Excerpt to read:
Ayakannu Marithamuthu, a 34-year-old caretaker, disappeared on December 12, 1984. He had lived near Orchard Road Presbyterian Church in Singapore. On 23 March 1987, investigators brought in six individuals for questioning. Charges were brought, but the defendants were released on the day of the trial due to lack of evidence.

During the two-year-long investigation, neither Marithamuthu's body nor murder weapons were recovered. The incident has been referred to as the Curry Murder, because of allegations that the victim's body was cooked into a curry before being disposed of in garbage containers.

Background
Of Indian descent, Ayakannu Marithamuthu (born 1950) worked as a caretaker in charge of the Public Utilities Board-run holiday chalets situated alongside Biggin Hill Road, Changi, Singapore. Since around 1980, Marithamuthu, his wife  and their three children had been residing at a small house behind Orchard Road Presbyterian Church.

Ayakannu Marithamuthu allegedly was killed just outside his house on 12 December 1984. Ayakannu Marithamuthu's spouse filed a missing person's report at the Joo Chiat Police Station, where she stated that Marithamuthu had gone to Genting Highlands to try his hand at gambling.

(Layout element entries)
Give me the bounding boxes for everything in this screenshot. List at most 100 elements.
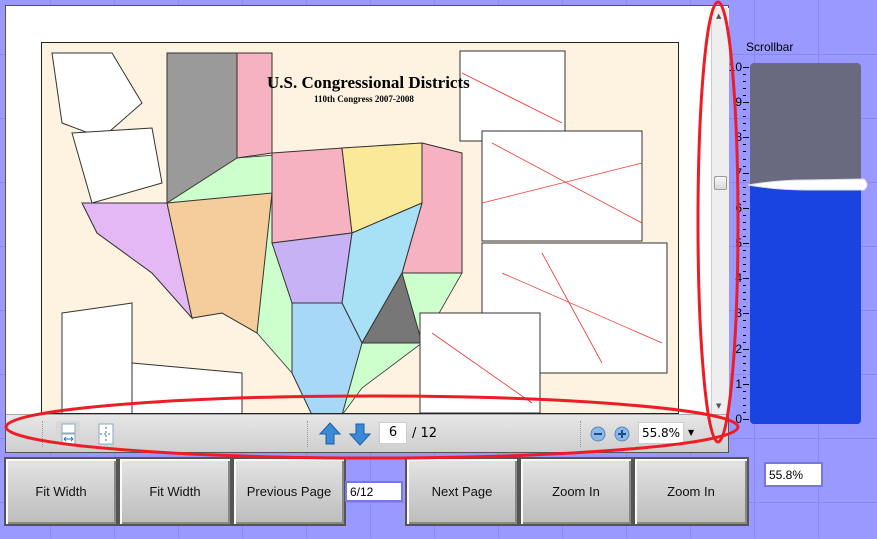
slider-tick-mark <box>743 221 746 223</box>
zoom-display-field: 55.8% <box>764 462 823 487</box>
slider-tick-mark <box>743 81 746 83</box>
slider-tick-label: 5 <box>735 236 742 250</box>
slider-tick-mark <box>743 116 746 118</box>
slider-tick-label: 3 <box>735 306 742 321</box>
slider-tick-mark <box>743 419 749 420</box>
scrollbar-thumb[interactable] <box>714 176 727 190</box>
slider-tick-mark <box>743 313 749 315</box>
page-number-input[interactable]: 6 <box>379 422 407 444</box>
slider-tick-mark <box>743 257 746 259</box>
slider-tick-mark <box>743 130 746 132</box>
zoom-level-input[interactable]: 55.8% <box>638 422 684 444</box>
page-indicator-field[interactable]: 6/12 <box>345 481 403 502</box>
fit-width-icon <box>61 423 76 445</box>
slider-tick-label: 9 <box>735 95 742 110</box>
scroll-up-arrow-icon[interactable]: ▲ <box>716 12 721 20</box>
slider-track[interactable] <box>750 63 861 424</box>
slider-tick-label: 2 <box>735 341 742 356</box>
slider-tick-mark <box>743 271 746 273</box>
slider-tick-mark <box>743 172 749 174</box>
slider-tick-mark <box>743 264 746 266</box>
slider-tick-label: 8 <box>735 130 742 145</box>
slider-tick-mark <box>743 341 746 343</box>
slider-tick-mark <box>743 95 746 97</box>
toolbar-separator <box>42 421 44 447</box>
slider-tick-mark <box>743 369 746 371</box>
arrow-down-icon <box>348 423 372 446</box>
slider-tick-mark <box>743 362 746 364</box>
slider-tick-mark <box>743 411 746 413</box>
zoom-in-toolbar-button[interactable] <box>614 421 630 447</box>
slider-tick-mark <box>743 243 749 244</box>
map-subtitle: 110th Congress 2007-2008 <box>314 94 414 104</box>
slider-tick-mark <box>743 285 746 287</box>
fit-page-icon <box>98 423 114 445</box>
arrow-up-icon <box>318 422 342 445</box>
vertical-scrollbar[interactable]: ▲ ▼ <box>711 8 729 414</box>
toolbar-separator <box>580 421 582 447</box>
slider-tick-mark <box>743 299 746 301</box>
slider-tick-mark <box>743 228 746 230</box>
zoom-out-icon <box>590 426 606 442</box>
fit-width-button-2[interactable]: Fit Width <box>118 457 232 526</box>
slider-tick-mark <box>743 334 746 336</box>
slider-tick-mark <box>743 207 749 209</box>
slider-tick-mark <box>743 214 746 216</box>
zoom-dropdown-icon[interactable]: ▼ <box>688 428 694 437</box>
map-title: U.S. Congressional Districts <box>267 73 470 92</box>
slider-tick-label: 7 <box>735 165 742 180</box>
slider-tick-mark <box>743 151 746 153</box>
viewer-toolbar: 6 / 12 55.8% ▼ <box>6 414 728 452</box>
slider-thumb[interactable] <box>746 177 871 193</box>
previous-page-toolbar-button[interactable] <box>318 421 342 447</box>
zoom-in-icon <box>614 426 630 442</box>
slider-tick-mark <box>743 144 746 146</box>
slider-tick-mark <box>743 404 746 406</box>
document-page: U.S. Congressional Districts 110th Congr… <box>41 42 679 414</box>
slider-tick-mark <box>743 74 746 76</box>
slider-tick-mark <box>743 137 749 139</box>
slider-tick-label: 4 <box>735 271 742 286</box>
scroll-down-arrow-icon[interactable]: ▼ <box>716 402 721 410</box>
fit-width-button[interactable]: Fit Width <box>4 457 118 526</box>
slider-tick-mark <box>743 193 746 195</box>
toolbar-separator <box>307 421 309 447</box>
slider-tick-mark <box>743 67 749 68</box>
slider-tick-mark <box>743 200 746 202</box>
fit-page-toolbar-button[interactable] <box>94 421 118 447</box>
slider-tick-label: 0 <box>735 412 742 426</box>
previous-page-button[interactable]: Previous Page <box>232 457 346 526</box>
slider-tick-mark <box>743 397 746 399</box>
slider-tick-mark <box>743 320 746 322</box>
zoom-in-button[interactable]: Zoom In <box>519 457 633 526</box>
slider-tick-mark <box>743 292 746 294</box>
slider-tick-mark <box>743 158 746 160</box>
total-pages-label: / 12 <box>412 426 438 441</box>
next-page-button[interactable]: Next Page <box>405 457 519 526</box>
slider-tick-mark <box>743 102 749 104</box>
slider-tick-mark <box>743 109 746 111</box>
slider-tick-mark <box>743 383 749 385</box>
slider-label: Scrollbar <box>746 40 794 54</box>
slider-tick-mark <box>743 250 746 252</box>
slider-tick-mark <box>743 355 746 357</box>
fit-width-toolbar-button[interactable] <box>56 421 80 447</box>
slider-tick-mark <box>743 390 746 392</box>
slider-tick-mark <box>743 235 746 237</box>
pdf-viewer: U.S. Congressional Districts 110th Congr… <box>5 5 729 453</box>
slider-tick-mark <box>743 278 749 280</box>
slider-tick-mark <box>743 348 749 350</box>
zoom-out-toolbar-button[interactable] <box>590 421 606 447</box>
slider-tick-mark <box>743 327 746 329</box>
slider-tick-label: 6 <box>735 200 742 215</box>
slider-tick-mark <box>743 306 746 308</box>
slider-tick-mark <box>743 123 746 125</box>
slider-tick-label: 10 <box>728 60 742 74</box>
slider-tick-mark <box>743 88 746 90</box>
slider-tick-label: 1 <box>735 376 742 391</box>
zoom-in-button-2[interactable]: Zoom In <box>633 457 749 526</box>
slider-tick-mark <box>743 165 746 167</box>
slider-tick-mark <box>743 376 746 378</box>
next-page-toolbar-button[interactable] <box>348 421 372 447</box>
slider-fill <box>750 185 861 424</box>
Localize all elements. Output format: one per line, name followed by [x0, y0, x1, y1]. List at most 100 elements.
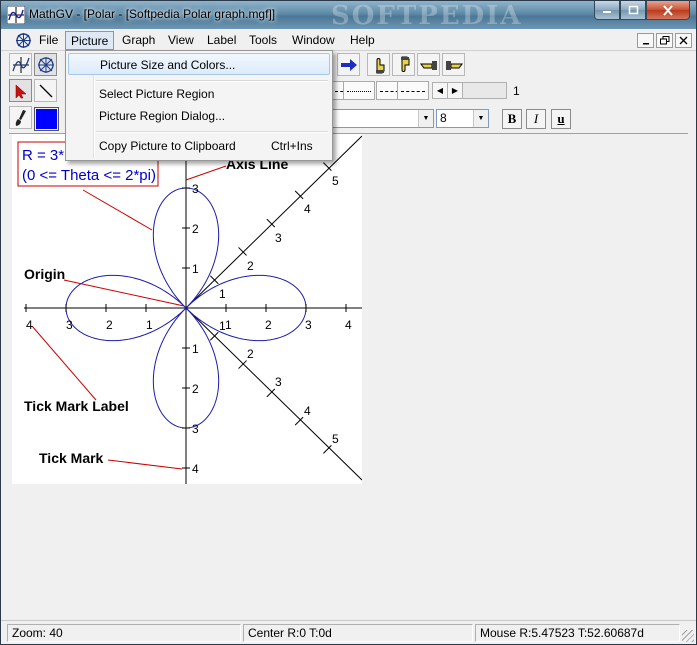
mdi-restore-button[interactable] — [656, 33, 673, 48]
diag-down-tick-label-5: 5 — [332, 432, 339, 446]
menu-item-label: Picture Region Dialog... — [99, 109, 226, 123]
x-tick-label-left-3: 3 — [66, 318, 73, 332]
chevron-down-icon[interactable]: ▼ — [473, 110, 488, 127]
menu-graph[interactable]: Graph — [117, 31, 160, 50]
hand-right-button[interactable] — [442, 53, 465, 76]
line-width-scroller[interactable]: ◀ ▶ — [432, 82, 507, 99]
origin-label[interactable]: Origin — [24, 266, 65, 282]
y-tick-label-down-2: 2 — [192, 382, 199, 396]
draw-line-button[interactable] — [34, 79, 57, 102]
minimize-window-button[interactable] — [594, 1, 620, 20]
menu-item-shortcut: Ctrl+Ins — [271, 139, 313, 153]
diag-down-tick-label-4: 4 — [304, 404, 311, 418]
italic-button[interactable]: I — [526, 109, 546, 129]
mdi-close-button[interactable] — [675, 33, 692, 48]
axis-line-leader-line — [185, 165, 227, 181]
menu-separator — [96, 131, 328, 133]
origin-leader-line — [63, 279, 185, 307]
mathgv-app-icon[interactable] — [7, 6, 25, 24]
menu-item-label: Select Picture Region — [99, 87, 215, 101]
menu-tools[interactable]: Tools — [244, 31, 282, 50]
mdi-client-area: R = 3* (0 <= Theta <= 2*pi) Axis Line Or… — [9, 133, 688, 619]
hand-down-button[interactable] — [392, 53, 415, 76]
picture-menu-dropdown: Picture Size and Colors... Select Pictur… — [65, 50, 333, 161]
status-mouse: Mouse R:5.47523 T:52.60687d — [475, 624, 680, 642]
document-system-menu-icon[interactable] — [15, 32, 32, 49]
dot-line-sample — [347, 91, 371, 92]
bold-button[interactable]: B — [502, 109, 522, 129]
polar-graph-button[interactable] — [34, 53, 57, 76]
hand-pan-button[interactable] — [367, 53, 390, 76]
hand-left-button[interactable] — [417, 53, 440, 76]
menu-label[interactable]: Label — [202, 31, 241, 50]
diag-up-tick-label-4: 4 — [304, 202, 311, 216]
menu-separator — [96, 80, 328, 82]
menu-picture[interactable]: Picture — [65, 31, 115, 50]
diag-down-tick-label-2: 2 — [247, 347, 254, 361]
maximize-icon — [628, 5, 638, 15]
diag-down-tick-label-3: 3 — [275, 375, 282, 389]
menu-picture-size-colors[interactable]: Picture Size and Colors... — [68, 53, 330, 75]
close-window-button[interactable] — [646, 1, 690, 20]
softpedia-watermark: SOFTPEDIA — [331, 1, 523, 31]
current-color-fill — [36, 109, 57, 129]
graph-canvas[interactable]: R = 3* (0 <= Theta <= 2*pi) Axis Line Or… — [12, 134, 363, 484]
cartesian-graph-button[interactable] — [9, 53, 32, 76]
y-tick-label-up-1: 1 — [192, 262, 199, 276]
x-tick-label-right-2: 2 — [265, 318, 272, 332]
chevron-down-icon[interactable]: ▼ — [418, 110, 433, 127]
x-tick-label-left-4: 4 — [26, 318, 33, 332]
x-tick-label-left-2: 2 — [106, 318, 113, 332]
font-size-combo[interactable]: 8 ▼ — [436, 109, 489, 128]
line-style-longdash-button[interactable] — [397, 81, 429, 100]
arrow-right-icon — [340, 58, 357, 71]
scroll-right-icon[interactable]: ▶ — [448, 83, 463, 98]
cartesian-graph-icon — [11, 56, 30, 73]
tick-mark-label-annotation[interactable]: Tick Mark Label — [24, 398, 129, 414]
mdi-minimize-button[interactable] — [637, 33, 654, 48]
menu-file[interactable]: File — [34, 31, 63, 50]
menu-bar: File Picture Graph View Label Tools Wind… — [1, 30, 696, 51]
menu-copy-picture-clipboard[interactable]: Copy Picture to Clipboard Ctrl+Ins — [68, 135, 330, 157]
underline-button[interactable]: u — [551, 109, 571, 129]
tick-mark — [238, 247, 247, 256]
menu-help[interactable]: Help — [345, 31, 380, 50]
brush-icon — [15, 109, 26, 126]
paint-brush-button[interactable] — [9, 106, 32, 129]
menu-window[interactable]: Window — [287, 31, 340, 50]
menu-picture-region-dialog[interactable]: Picture Region Dialog... — [68, 105, 330, 127]
forward-arrow-button[interactable] — [337, 53, 360, 76]
y-tick-label-down-1: 1 — [192, 342, 199, 356]
scroll-left-icon[interactable]: ◀ — [433, 83, 448, 98]
select-pointer-button[interactable] — [9, 79, 32, 102]
title-bar[interactable]: MathGV - [Polar - [Softpedia Polar graph… — [1, 1, 696, 31]
mdi-child-buttons — [637, 33, 692, 48]
close-icon — [663, 4, 673, 16]
menu-view[interactable]: View — [163, 31, 199, 50]
status-zoom: Zoom: 40 — [7, 624, 241, 642]
menu-select-picture-region[interactable]: Select Picture Region — [68, 83, 330, 105]
hand-down-icon — [400, 56, 409, 72]
diag-down-tick-label-1: 1 — [219, 319, 226, 333]
x-tick-label-left-1: 1 — [146, 318, 153, 332]
maximize-window-button[interactable] — [620, 1, 646, 20]
status-center: Center R:0 T:0d — [243, 624, 473, 642]
equation-leader-line — [82, 189, 153, 231]
color-swatch[interactable] — [34, 107, 59, 131]
tick-mark-annotation[interactable]: Tick Mark — [39, 450, 104, 466]
line-style-dot-button[interactable] — [343, 81, 375, 100]
caption-buttons — [594, 1, 690, 21]
hand-right-icon — [445, 60, 463, 70]
font-name-combo[interactable]: ▼ — [331, 109, 434, 128]
diag-up-tick-label-3: 3 — [275, 231, 282, 245]
close-icon — [679, 36, 688, 45]
diagonal-axis-down — [185, 307, 363, 481]
tick-label-leader-line — [31, 325, 97, 401]
resize-grip-icon[interactable] — [682, 630, 694, 642]
polar-graph[interactable]: R = 3* (0 <= Theta <= 2*pi) Axis Line Or… — [12, 134, 363, 484]
hand-left-icon — [419, 60, 437, 70]
minimize-icon — [603, 11, 611, 13]
status-bar: Zoom: 40 Center R:0 T:0d Mouse R:5.47523… — [1, 620, 696, 644]
app-window: MathGV - [Polar - [Softpedia Polar graph… — [0, 0, 697, 645]
diag-up-tick-label-5: 5 — [332, 174, 339, 188]
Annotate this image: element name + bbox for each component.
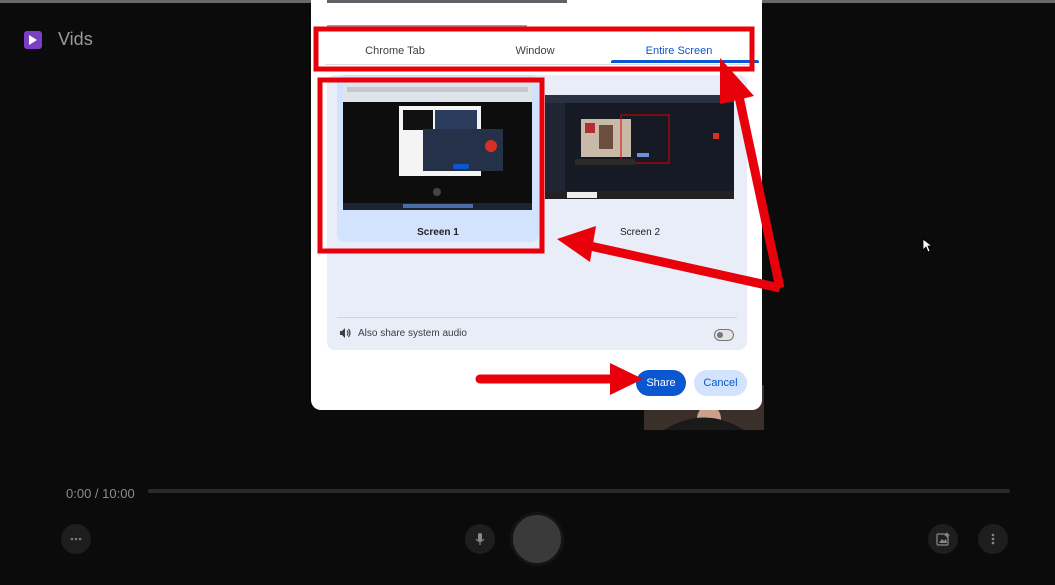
dialog-subtitle-clipped xyxy=(327,20,527,34)
system-audio-label: Also share system audio xyxy=(358,328,467,339)
screen-1-label: Screen 1 xyxy=(417,227,459,238)
screen-2-label: Screen 2 xyxy=(619,227,661,238)
tab-entire-screen[interactable]: Entire Screen xyxy=(609,45,749,57)
screen-picker-panel: Screen 1 Screen 2 Also share system audi… xyxy=(327,75,747,350)
record-button[interactable] xyxy=(510,512,564,566)
cancel-button[interactable]: Cancel xyxy=(694,370,747,396)
system-audio-toggle[interactable] xyxy=(714,329,734,341)
audio-divider xyxy=(337,317,737,318)
tab-window[interactable]: Window xyxy=(465,45,605,57)
mouse-cursor-icon xyxy=(922,238,934,253)
more-options-left-button[interactable] xyxy=(61,524,91,554)
dialog-title-clipped xyxy=(327,0,567,8)
more-vertical-icon xyxy=(991,533,995,545)
play-icon xyxy=(29,35,37,45)
vids-logo xyxy=(24,31,42,49)
timeline-track[interactable] xyxy=(148,489,1010,493)
microphone-icon xyxy=(475,533,485,545)
speaker-icon xyxy=(340,328,351,338)
share-screen-dialog: Chrome Tab Window Entire Screen Screen 1… xyxy=(311,0,762,410)
active-tab-indicator xyxy=(611,60,759,63)
image-effects-icon xyxy=(936,532,950,546)
screen-2-thumbnail xyxy=(545,95,734,199)
system-audio-row: Also share system audio xyxy=(339,325,739,345)
more-horizontal-icon xyxy=(70,537,82,541)
source-tabs: Chrome Tab Window Entire Screen xyxy=(325,40,759,65)
app-title: Vids xyxy=(58,29,93,49)
playback-time: 0:00 / 10:00 xyxy=(66,486,135,501)
more-options-right-button[interactable] xyxy=(978,524,1008,554)
screen-1-thumbnail xyxy=(343,84,532,210)
share-button[interactable]: Share xyxy=(636,370,686,396)
screen-2-tile[interactable]: Screen 2 xyxy=(539,75,741,242)
microphone-button[interactable] xyxy=(465,524,495,554)
toggle-knob xyxy=(717,332,723,338)
screen-1-tile[interactable]: Screen 1 xyxy=(337,75,539,242)
background-effects-button[interactable] xyxy=(928,524,958,554)
tab-chrome-tab[interactable]: Chrome Tab xyxy=(325,45,465,57)
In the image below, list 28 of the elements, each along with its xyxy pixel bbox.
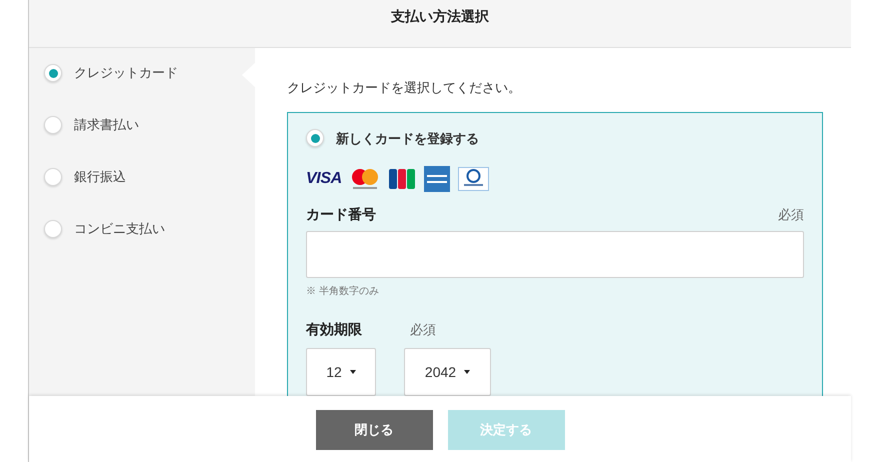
field-label: カード番号: [306, 205, 376, 224]
method-label[interactable]: 請求書払い: [74, 115, 139, 135]
card-number-field[interactable]: [306, 231, 804, 278]
method-label[interactable]: クレジットカード: [74, 63, 178, 83]
radio-button[interactable]: [44, 116, 62, 134]
instruction-text: クレジットカードを選択してください。: [287, 79, 522, 97]
caret-icon: [350, 370, 356, 374]
diners-logo: [458, 167, 489, 191]
radio-button[interactable]: [44, 64, 62, 82]
radio-button[interactable]: [44, 168, 62, 186]
mastercard-logo: [350, 168, 380, 190]
year-select[interactable]: 2042: [404, 348, 491, 396]
close-button[interactable]: 閉じる: [316, 410, 432, 450]
dialog-title: 支払い方法選択: [391, 7, 489, 26]
caret-icon: [464, 370, 470, 374]
method-label[interactable]: 銀行振込: [74, 167, 126, 187]
jcb-logo: [388, 168, 416, 190]
month-select[interactable]: 12: [306, 348, 376, 396]
option-label[interactable]: 新しくカードを登録する: [336, 128, 479, 148]
field-note: ※ 半角数字のみ: [306, 284, 380, 299]
radio-button[interactable]: [44, 220, 62, 238]
amex-logo: [424, 166, 450, 192]
visa-logo: VISA: [306, 171, 342, 187]
field-label: 有効期限: [306, 320, 362, 339]
required-label: 必須: [410, 320, 436, 339]
radio-button[interactable]: [306, 129, 324, 148]
method-label[interactable]: コンビニ支払い: [74, 219, 165, 239]
required-label: 必須: [778, 206, 804, 224]
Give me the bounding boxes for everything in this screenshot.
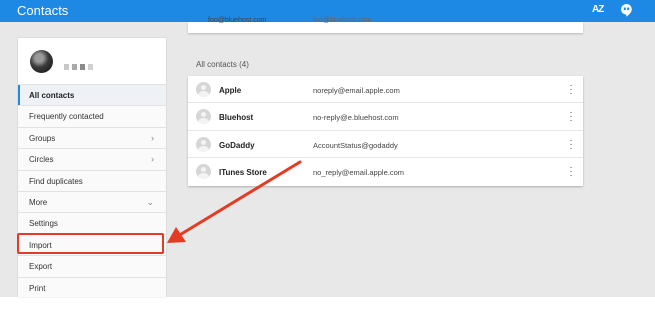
annotation-arrow (167, 160, 302, 243)
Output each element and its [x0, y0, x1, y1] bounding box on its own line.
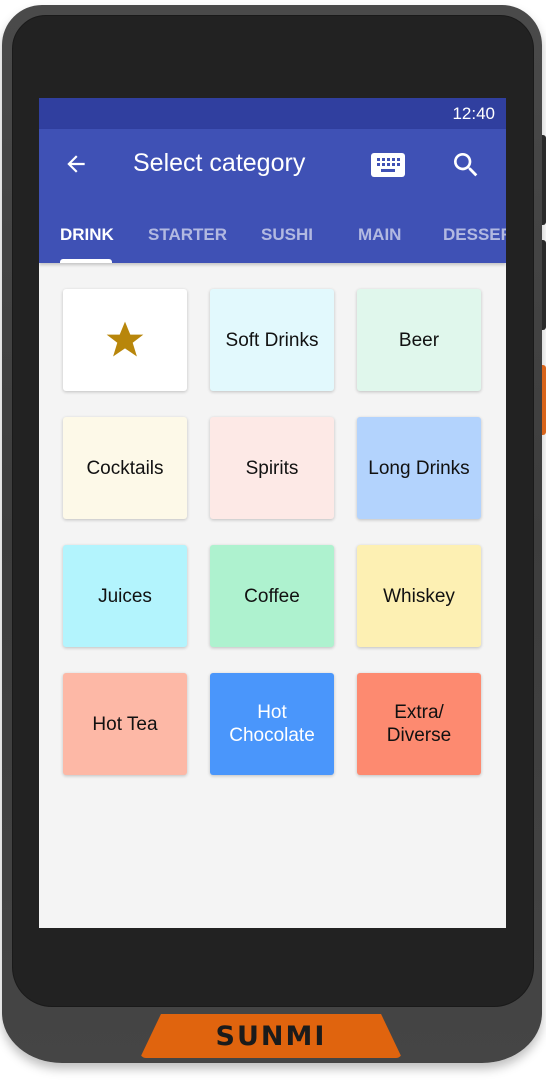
status-time: 12:40: [452, 103, 495, 123]
app-screen: 12:40 Select category DRINK STARTER SUSH…: [39, 98, 506, 928]
category-label: Hot Tea: [92, 713, 158, 735]
brand-logo: SUNMI: [215, 1020, 327, 1052]
search-button[interactable]: [450, 149, 482, 181]
category-tile[interactable]: Juices: [63, 545, 187, 647]
category-tabs: DRINK STARTER SUSHI MAIN DESSERT: [39, 219, 506, 263]
category-label: Coffee: [244, 585, 300, 607]
category-label: Whiskey: [383, 585, 455, 607]
category-tile[interactable]: Extra/ Diverse: [357, 673, 481, 775]
scan-button: [542, 365, 546, 435]
category-label: Long Drinks: [368, 457, 470, 479]
toolbar: Select category: [39, 129, 506, 199]
tab-sushi[interactable]: SUSHI: [261, 225, 313, 245]
category-label: Soft Drinks: [225, 329, 319, 351]
tab-starter[interactable]: STARTER: [148, 225, 227, 245]
volume-button: [542, 240, 546, 330]
app-bar: Select category DRINK STARTER SUSHI MAIN…: [39, 129, 506, 263]
category-tile[interactable]: Whiskey: [357, 545, 481, 647]
category-label: Beer: [398, 329, 440, 351]
category-tile[interactable]: Beer: [357, 289, 481, 391]
keyboard-button[interactable]: [370, 152, 406, 178]
arrow-left-icon: [67, 155, 85, 173]
category-tile[interactable]: Coffee: [210, 545, 334, 647]
category-tile-favorites[interactable]: [63, 289, 187, 391]
category-tile[interactable]: Spirits: [210, 417, 334, 519]
category-tile[interactable]: Hot Tea: [63, 673, 187, 775]
keyboard-icon: [371, 153, 405, 177]
category-label: Juices: [98, 585, 152, 607]
power-button: [542, 135, 546, 225]
category-label: Extra/ Diverse: [386, 702, 452, 746]
tab-drink[interactable]: DRINK: [60, 225, 114, 245]
status-bar: 12:40: [39, 98, 506, 129]
category-label: Hot Chocolate: [229, 702, 315, 746]
category-tile[interactable]: Long Drinks: [357, 417, 481, 519]
category-label: Cocktails: [86, 457, 164, 479]
brand-plate: SUNMI: [140, 1014, 402, 1058]
category-tile[interactable]: Soft Drinks: [210, 289, 334, 391]
tab-dessert[interactable]: DESSERT: [443, 225, 506, 245]
back-button[interactable]: [63, 151, 89, 177]
star-icon: [106, 321, 144, 357]
category-tile[interactable]: Hot Chocolate: [210, 673, 334, 775]
search-icon: [454, 153, 478, 177]
tab-indicator: [60, 259, 112, 263]
page-title: Select category: [133, 149, 306, 177]
tab-main[interactable]: MAIN: [358, 225, 401, 245]
category-tile[interactable]: Cocktails: [63, 417, 187, 519]
category-label: Spirits: [245, 457, 299, 479]
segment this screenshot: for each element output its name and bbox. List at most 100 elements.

Task set:
1. According to the text about Ayakannu Marithamuthu's disappearance, why is the case called the Curry Murder?
2. In the text about Ayakannu Marithamuthu's disappearance, at which police station did his wife file the missing person's report?
3. Continue the text about Ayakannu Marithamuthu's disappearance, starting after its final sentence.

Results in order:
1. The case is called the Curry Murder because of allegations that Marithamuthu's body was cooked into a curry before being disposed of in garbage containers.

2. She filed it at the Joo Chiat Police Station.

3.
The police began an investigation during which they arrested Marithamuthu's wife Nagaratha Vally Ramiah, her three brothers (Rathakrishnana Ramayah, Shanmugam Chandra, and Balakrishna Ramiah), her mother Kamachi Krishnasamy, and her sister-in-law Mary Manuee (Rathakrishnana's wife). The police alleged that the first four suspects had planned to kill him, while the remaining two suspects were alleged to have given them support.

Detention and release
The six suspects were to be tried for murder, with a possible death penalty if convicted. They were represented by lawyers Subbiah Pillai and Raj Kumar. Approximately two hundred people were seated in the courtroom to witness the  trial. On the day of the trial, the prosecutors admitted that the evidence was insufficient and the judge in charge of the case released the suspects after granting them a discharge not amounting to an acquittal.

Police stated that they were undertaking further investigations, and that the suspects would be brought back to court if more substantial evidence was uncovered. The same day they were released, the three brothers were re-arrested under the Criminal Law Act and detained in Changi Prison for four years before being released.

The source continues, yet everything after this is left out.